**SHORT EXERCISE:**
From the listing that follows, extract every line and set it down unaltered.

Records
*-*-*
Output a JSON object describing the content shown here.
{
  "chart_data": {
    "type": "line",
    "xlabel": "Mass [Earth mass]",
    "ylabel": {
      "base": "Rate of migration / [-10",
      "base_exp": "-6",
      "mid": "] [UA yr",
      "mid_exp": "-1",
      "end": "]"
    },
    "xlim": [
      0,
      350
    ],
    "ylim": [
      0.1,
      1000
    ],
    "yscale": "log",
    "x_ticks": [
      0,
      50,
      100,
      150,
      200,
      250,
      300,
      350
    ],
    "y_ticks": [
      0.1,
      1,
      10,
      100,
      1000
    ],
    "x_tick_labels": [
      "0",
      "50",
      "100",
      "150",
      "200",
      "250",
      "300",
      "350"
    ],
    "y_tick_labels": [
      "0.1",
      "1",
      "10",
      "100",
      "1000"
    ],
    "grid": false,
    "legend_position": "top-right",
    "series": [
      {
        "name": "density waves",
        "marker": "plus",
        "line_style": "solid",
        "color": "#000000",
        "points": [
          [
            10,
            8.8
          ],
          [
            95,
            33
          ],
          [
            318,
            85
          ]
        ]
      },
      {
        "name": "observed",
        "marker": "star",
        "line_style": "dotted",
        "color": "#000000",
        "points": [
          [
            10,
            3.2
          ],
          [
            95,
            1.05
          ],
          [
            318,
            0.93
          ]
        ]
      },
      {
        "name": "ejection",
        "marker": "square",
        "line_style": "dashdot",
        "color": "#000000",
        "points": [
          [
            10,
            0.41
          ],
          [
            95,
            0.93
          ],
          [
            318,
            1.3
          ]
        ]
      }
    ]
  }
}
*-*-*
**ANSWER BELOW:**
Output a JSON object describing the content shown here.
{
  "chart_data": {
    "type": "line",
    "xlabel": "Mass [Earth mass]",
    "ylabel": {
      "base": "Rate of migration / [-10",
      "base_exp": "-6",
      "mid": "] [UA yr",
      "mid_exp": "-1",
      "end": "]"
    },
    "xlim": [
      0,
      350
    ],
    "ylim": [
      0.1,
      1000
    ],
    "yscale": "log",
    "x_ticks": [
      0,
      50,
      100,
      150,
      200,
      250,
      300,
      350
    ],
    "y_ticks": [
      0.1,
      1,
      10,
      100,
      1000
    ],
    "x_tick_labels": [
      "0",
      "50",
      "100",
      "150",
      "200",
      "250",
      "300",
      "350"
    ],
    "y_tick_labels": [
      "0.1",
      "1",
      "10",
      "100",
      "1000"
    ],
    "grid": false,
    "legend_position": "top-right",
    "series": [
      {
        "name": "density waves",
        "marker": "plus",
        "line_style": "solid",
        "color": "#000000",
        "points": [
          [
            10,
            8.8
          ],
          [
            95,
            33
          ],
          [
            318,
            85
          ]
        ]
      },
      {
        "name": "observed",
        "marker": "star",
        "line_style": "dotted",
        "color": "#000000",
        "points": [
          [
            10,
            3.2
          ],
          [
            95,
            1.05
          ],
          [
            318,
            0.93
          ]
        ]
      },
      {
        "name": "ejection",
        "marker": "square",
        "line_style": "dashdot",
        "color": "#000000",
        "points": [
          [
            10,
            0.41
          ],
          [
            95,
            0.93
          ],
          [
            318,
            1.3
          ]
        ]
      }
    ]
  }
}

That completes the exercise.